● **Task statement**: Your task is to output the data exactly as it stands.

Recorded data

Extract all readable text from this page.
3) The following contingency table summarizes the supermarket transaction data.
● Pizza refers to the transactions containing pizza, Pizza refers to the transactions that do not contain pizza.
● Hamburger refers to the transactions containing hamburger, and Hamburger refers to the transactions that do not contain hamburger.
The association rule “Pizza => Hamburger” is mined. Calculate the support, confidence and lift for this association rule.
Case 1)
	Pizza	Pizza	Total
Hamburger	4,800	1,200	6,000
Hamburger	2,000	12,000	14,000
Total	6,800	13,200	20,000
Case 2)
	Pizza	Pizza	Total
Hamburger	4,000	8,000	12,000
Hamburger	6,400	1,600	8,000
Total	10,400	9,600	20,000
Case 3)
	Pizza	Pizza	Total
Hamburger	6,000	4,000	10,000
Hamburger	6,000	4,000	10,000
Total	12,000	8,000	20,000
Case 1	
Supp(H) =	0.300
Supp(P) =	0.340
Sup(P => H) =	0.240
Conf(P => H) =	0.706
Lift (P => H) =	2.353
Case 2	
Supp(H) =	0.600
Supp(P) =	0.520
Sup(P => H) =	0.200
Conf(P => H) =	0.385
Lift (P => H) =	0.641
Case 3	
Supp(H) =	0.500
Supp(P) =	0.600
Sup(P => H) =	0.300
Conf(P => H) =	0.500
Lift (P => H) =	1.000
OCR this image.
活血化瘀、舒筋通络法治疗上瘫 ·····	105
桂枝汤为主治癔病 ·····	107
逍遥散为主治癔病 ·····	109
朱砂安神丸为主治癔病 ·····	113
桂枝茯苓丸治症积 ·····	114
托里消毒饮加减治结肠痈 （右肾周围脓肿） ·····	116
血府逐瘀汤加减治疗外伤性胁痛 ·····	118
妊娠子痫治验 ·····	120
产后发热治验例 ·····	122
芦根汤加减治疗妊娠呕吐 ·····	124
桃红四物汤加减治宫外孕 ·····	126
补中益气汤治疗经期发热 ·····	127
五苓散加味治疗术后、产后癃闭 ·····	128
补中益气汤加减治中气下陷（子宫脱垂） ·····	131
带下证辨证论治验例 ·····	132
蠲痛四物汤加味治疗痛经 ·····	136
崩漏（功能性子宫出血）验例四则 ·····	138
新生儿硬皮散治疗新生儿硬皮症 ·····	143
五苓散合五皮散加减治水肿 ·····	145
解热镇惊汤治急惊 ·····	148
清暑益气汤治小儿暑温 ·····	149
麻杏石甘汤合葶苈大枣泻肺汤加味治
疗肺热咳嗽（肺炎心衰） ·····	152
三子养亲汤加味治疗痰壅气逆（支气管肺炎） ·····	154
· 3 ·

● **Completed task**:
Extract all readable text from this page.
3) The following contingency table summarizes the supermarket transaction data.
● Pizza refers to the transactions containing pizza, Pizza refers to the transactions that do not contain pizza.
● Hamburger refers to the transactions containing hamburger, and Hamburger refers to the transactions that do not contain hamburger.
The association rule “Pizza => Hamburger” is mined. Calculate the support, confidence and lift for this association rule.
Case 1)
	Pizza	Pizza	Total
Hamburger	4,800	1,200	6,000
Hamburger	2,000	12,000	14,000
Total	6,800	13,200	20,000
Case 2)
	Pizza	Pizza	Total
Hamburger	4,000	8,000	12,000
Hamburger	6,400	1,600	8,000
Total	10,400	9,600	20,000
Case 3)
	Pizza	Pizza	Total
Hamburger	6,000	4,000	10,000
Hamburger	6,000	4,000	10,000
Total	12,000	8,000	20,000
Case 1	
Supp(H) =	0.300
Supp(P) =	0.340
Sup(P => H) =	0.240
Conf(P => H) =	0.706
Lift (P => H) =	2.353
Case 2	
Supp(H) =	0.600
Supp(P) =	0.520
Sup(P => H) =	0.200
Conf(P => H) =	0.385
Lift (P => H) =	0.641
Case 3	
Supp(H) =	0.500
Supp(P) =	0.600
Sup(P => H) =	0.300
Conf(P => H) =	0.500
Lift (P => H) =	1.000
OCR this image.
活血化瘀、舒筋通络法治疗上瘫 ·····	105
桂枝汤为主治癔病 ·····	107
逍遥散为主治癔病 ·····	109
朱砂安神丸为主治癔病 ·····	113
桂枝茯苓丸治症积 ·····	114
托里消毒饮加减治结肠痈 （右肾周围脓肿） ·····	116
血府逐瘀汤加减治疗外伤性胁痛 ·····	118
妊娠子痫治验 ·····	120
产后发热治验例 ·····	122
芦根汤加减治疗妊娠呕吐 ·····	124
桃红四物汤加减治宫外孕 ·····	126
补中益气汤治疗经期发热 ·····	127
五苓散加味治疗术后、产后癃闭 ·····	128
补中益气汤加减治中气下陷（子宫脱垂） ·····	131
带下证辨证论治验例 ·····	132
蠲痛四物汤加味治疗痛经 ·····	136
崩漏（功能性子宫出血）验例四则 ·····	138
新生儿硬皮散治疗新生儿硬皮症 ·····	143
五苓散合五皮散加减治水肿 ·····	145
解热镇惊汤治急惊 ·····	148
清暑益气汤治小儿暑温 ·····	149
麻杏石甘汤合葶苈大枣泻肺汤加味治
疗肺热咳嗽（肺炎心衰） ·····	152
三子养亲汤加味治疗痰壅气逆（支气管肺炎） ·····	154
· 3 ·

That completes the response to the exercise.